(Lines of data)

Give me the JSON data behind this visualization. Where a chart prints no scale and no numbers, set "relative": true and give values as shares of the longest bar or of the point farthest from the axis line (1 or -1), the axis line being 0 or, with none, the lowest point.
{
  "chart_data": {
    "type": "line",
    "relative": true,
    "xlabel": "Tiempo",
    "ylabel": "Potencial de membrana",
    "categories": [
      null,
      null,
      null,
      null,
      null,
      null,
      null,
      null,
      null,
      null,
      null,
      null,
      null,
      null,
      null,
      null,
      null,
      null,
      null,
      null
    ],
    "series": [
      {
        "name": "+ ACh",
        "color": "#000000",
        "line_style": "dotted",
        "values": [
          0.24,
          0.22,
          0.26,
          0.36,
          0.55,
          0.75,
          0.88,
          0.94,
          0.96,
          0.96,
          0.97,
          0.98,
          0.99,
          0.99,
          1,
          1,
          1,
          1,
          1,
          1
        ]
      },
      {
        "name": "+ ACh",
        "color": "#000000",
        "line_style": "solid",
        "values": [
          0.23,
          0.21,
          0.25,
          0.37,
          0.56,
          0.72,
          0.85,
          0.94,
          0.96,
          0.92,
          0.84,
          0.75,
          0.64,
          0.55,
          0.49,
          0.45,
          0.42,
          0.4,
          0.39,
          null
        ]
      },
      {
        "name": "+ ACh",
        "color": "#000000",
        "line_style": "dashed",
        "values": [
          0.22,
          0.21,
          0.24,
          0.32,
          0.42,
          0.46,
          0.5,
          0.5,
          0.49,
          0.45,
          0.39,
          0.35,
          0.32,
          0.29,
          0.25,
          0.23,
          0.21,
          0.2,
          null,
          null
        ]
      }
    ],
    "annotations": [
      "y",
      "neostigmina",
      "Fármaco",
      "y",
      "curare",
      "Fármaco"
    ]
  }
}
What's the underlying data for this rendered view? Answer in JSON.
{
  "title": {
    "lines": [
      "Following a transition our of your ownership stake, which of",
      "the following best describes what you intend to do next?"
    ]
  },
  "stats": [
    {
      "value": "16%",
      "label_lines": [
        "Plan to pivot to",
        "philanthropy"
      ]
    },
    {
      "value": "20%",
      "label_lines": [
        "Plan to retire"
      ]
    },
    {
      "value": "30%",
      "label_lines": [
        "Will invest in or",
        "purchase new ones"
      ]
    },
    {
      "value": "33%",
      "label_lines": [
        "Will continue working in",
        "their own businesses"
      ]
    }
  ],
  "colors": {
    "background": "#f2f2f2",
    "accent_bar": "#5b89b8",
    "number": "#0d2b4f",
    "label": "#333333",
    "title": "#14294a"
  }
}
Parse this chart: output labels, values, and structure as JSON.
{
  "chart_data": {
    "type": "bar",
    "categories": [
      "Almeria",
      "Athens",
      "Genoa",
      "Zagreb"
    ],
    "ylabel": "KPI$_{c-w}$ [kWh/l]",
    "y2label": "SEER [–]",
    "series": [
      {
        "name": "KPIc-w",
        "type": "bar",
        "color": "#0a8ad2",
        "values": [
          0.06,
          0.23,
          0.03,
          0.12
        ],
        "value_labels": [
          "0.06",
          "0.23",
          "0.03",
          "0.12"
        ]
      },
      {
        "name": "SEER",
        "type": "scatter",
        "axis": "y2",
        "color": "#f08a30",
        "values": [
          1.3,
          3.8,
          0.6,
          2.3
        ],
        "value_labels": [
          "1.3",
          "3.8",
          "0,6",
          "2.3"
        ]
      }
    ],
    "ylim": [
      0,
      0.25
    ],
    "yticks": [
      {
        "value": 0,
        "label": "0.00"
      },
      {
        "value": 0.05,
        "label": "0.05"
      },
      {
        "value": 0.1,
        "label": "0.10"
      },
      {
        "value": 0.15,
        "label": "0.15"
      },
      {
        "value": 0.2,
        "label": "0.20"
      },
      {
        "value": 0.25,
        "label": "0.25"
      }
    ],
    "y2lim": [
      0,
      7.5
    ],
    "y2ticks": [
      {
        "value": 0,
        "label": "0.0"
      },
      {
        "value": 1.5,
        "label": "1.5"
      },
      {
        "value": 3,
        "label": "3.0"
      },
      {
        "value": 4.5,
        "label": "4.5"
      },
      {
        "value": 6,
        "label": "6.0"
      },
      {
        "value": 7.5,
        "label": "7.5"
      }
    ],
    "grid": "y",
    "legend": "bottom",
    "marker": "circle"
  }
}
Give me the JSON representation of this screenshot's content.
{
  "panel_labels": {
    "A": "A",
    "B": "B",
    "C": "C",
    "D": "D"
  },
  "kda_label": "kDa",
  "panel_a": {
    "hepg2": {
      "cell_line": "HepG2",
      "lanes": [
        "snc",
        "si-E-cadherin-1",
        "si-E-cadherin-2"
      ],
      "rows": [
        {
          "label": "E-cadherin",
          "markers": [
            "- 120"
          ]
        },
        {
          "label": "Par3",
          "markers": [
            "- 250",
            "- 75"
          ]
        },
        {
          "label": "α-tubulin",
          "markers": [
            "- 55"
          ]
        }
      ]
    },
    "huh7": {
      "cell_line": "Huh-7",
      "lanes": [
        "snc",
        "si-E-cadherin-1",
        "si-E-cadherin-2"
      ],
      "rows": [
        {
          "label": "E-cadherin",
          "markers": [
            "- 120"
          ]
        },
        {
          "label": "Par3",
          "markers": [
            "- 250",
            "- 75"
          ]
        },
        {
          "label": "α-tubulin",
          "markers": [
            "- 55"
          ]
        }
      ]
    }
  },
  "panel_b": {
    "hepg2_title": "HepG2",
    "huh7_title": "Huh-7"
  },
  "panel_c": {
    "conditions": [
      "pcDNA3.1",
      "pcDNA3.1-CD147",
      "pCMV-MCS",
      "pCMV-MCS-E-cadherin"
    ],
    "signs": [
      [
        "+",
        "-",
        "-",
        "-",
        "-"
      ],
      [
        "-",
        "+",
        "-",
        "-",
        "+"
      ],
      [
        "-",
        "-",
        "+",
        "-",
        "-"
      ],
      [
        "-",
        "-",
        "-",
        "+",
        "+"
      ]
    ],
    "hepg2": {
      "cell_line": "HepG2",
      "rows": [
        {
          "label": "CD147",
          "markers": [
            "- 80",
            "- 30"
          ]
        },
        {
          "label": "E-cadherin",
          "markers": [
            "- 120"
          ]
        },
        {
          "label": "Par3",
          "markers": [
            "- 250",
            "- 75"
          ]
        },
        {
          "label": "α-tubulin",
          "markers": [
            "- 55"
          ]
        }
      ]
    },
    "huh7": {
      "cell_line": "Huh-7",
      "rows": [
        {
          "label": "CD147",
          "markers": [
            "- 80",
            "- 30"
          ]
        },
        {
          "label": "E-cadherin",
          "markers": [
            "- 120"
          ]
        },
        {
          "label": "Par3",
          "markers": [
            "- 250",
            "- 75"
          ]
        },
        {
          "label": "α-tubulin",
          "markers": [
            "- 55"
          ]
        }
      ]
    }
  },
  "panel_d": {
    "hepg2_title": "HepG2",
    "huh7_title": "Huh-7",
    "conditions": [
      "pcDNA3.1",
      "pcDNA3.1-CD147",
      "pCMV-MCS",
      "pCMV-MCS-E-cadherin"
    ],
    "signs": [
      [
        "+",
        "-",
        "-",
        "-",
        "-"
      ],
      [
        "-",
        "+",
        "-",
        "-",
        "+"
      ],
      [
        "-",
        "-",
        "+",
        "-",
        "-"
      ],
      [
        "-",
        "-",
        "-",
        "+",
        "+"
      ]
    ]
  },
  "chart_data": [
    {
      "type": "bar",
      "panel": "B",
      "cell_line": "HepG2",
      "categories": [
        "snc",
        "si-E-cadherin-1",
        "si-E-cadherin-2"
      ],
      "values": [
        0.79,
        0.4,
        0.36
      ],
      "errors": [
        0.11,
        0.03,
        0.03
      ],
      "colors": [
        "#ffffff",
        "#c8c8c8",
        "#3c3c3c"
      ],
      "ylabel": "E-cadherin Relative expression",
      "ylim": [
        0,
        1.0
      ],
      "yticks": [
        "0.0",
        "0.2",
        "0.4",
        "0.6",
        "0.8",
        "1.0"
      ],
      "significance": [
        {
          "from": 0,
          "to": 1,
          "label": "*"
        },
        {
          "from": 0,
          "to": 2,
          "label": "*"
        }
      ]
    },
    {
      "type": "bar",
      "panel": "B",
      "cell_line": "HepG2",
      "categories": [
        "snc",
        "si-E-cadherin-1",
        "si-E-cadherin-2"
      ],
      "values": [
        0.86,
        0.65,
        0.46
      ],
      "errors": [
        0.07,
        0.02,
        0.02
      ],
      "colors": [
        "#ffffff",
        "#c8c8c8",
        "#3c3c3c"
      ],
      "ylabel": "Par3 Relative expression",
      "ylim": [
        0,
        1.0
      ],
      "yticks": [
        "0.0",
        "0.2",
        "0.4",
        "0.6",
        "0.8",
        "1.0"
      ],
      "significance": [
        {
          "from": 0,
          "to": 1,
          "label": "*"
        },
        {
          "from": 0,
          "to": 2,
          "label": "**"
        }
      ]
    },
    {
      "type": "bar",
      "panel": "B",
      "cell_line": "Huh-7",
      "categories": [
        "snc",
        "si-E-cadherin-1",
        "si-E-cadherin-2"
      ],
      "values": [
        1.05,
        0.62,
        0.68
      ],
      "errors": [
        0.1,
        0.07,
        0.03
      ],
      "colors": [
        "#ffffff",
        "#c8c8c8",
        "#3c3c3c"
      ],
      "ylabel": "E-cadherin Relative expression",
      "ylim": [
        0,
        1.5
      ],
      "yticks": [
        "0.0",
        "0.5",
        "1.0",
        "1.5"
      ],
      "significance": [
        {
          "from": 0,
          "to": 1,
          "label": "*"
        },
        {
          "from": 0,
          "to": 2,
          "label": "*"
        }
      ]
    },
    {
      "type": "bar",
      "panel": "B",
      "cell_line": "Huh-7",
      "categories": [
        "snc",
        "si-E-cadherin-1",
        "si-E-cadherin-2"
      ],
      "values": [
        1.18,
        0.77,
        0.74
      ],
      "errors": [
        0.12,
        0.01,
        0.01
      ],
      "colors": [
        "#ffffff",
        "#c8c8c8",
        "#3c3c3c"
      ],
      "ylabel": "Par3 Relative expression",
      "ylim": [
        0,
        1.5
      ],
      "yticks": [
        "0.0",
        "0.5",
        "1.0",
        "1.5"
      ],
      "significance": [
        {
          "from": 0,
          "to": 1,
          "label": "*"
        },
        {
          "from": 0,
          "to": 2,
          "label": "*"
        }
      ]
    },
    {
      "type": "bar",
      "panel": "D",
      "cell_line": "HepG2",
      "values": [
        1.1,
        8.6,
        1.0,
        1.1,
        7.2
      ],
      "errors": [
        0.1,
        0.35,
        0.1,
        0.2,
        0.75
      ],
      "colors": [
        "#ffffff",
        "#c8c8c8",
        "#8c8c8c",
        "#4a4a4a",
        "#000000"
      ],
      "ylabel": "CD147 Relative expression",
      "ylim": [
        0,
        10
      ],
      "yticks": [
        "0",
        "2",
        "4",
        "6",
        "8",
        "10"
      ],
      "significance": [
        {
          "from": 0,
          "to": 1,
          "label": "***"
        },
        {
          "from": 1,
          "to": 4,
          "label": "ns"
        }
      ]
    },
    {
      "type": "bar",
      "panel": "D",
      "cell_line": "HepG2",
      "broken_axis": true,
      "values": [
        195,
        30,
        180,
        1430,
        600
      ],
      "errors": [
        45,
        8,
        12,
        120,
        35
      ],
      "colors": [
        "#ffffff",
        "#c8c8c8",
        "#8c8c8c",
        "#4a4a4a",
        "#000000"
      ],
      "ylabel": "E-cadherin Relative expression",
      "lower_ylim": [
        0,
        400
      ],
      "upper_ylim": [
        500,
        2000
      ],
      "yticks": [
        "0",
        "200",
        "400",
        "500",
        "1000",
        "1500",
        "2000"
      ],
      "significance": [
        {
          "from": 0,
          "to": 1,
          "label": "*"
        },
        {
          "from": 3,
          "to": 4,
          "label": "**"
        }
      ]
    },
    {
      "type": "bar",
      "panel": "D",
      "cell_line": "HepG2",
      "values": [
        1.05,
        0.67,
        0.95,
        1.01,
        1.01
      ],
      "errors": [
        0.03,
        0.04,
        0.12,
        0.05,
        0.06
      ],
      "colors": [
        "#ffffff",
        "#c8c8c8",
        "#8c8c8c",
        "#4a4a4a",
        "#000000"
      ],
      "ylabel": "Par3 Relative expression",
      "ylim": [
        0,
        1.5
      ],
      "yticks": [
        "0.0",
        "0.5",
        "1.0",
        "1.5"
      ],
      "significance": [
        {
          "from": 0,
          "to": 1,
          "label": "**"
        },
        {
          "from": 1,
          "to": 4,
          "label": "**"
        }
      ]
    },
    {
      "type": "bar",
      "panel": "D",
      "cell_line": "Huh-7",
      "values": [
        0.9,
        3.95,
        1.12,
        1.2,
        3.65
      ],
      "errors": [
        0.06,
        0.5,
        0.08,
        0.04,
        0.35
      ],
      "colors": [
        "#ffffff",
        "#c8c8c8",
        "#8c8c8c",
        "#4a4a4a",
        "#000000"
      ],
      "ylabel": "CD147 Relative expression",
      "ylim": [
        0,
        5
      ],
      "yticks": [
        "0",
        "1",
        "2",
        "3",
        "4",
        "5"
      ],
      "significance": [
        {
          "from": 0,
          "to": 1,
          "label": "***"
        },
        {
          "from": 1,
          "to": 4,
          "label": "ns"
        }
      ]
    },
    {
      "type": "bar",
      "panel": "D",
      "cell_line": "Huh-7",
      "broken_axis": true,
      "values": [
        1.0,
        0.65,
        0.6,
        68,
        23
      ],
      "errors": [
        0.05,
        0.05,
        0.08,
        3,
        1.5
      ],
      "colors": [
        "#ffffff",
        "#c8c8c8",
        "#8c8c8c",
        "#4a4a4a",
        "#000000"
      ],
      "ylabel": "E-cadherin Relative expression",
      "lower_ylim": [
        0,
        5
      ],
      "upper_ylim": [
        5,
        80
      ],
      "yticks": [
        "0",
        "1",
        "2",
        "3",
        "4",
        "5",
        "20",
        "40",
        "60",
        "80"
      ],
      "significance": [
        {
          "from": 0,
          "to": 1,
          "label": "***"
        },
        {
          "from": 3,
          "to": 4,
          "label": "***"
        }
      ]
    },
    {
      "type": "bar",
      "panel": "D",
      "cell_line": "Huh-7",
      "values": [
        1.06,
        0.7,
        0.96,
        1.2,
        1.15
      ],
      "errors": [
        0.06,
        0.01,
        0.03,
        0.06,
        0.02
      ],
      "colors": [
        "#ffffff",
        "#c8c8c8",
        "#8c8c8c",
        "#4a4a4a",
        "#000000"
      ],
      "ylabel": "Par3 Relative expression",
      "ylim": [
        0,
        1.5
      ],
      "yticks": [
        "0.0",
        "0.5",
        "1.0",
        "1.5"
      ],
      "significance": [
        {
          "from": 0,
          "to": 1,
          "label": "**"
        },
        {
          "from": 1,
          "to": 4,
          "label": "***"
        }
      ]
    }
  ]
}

- PROBLEM DETAILS
Find all lines holding the string "this" and copy them.

- PROBLEM SOLUTION
Give me the JSON data behind this visualization. Where a chart prints no scale and no numbers, set "relative": true and give values as shares of the longest bar or of the point farthest from the axis line (1 or -1), the axis line being 0 or, with none, the lowest point.
What's the underlying data for this rendered view? Answer in JSON.
Parse this chart: output labels, values, and structure as JSON.
Give me the JSON representation of this screenshot's content.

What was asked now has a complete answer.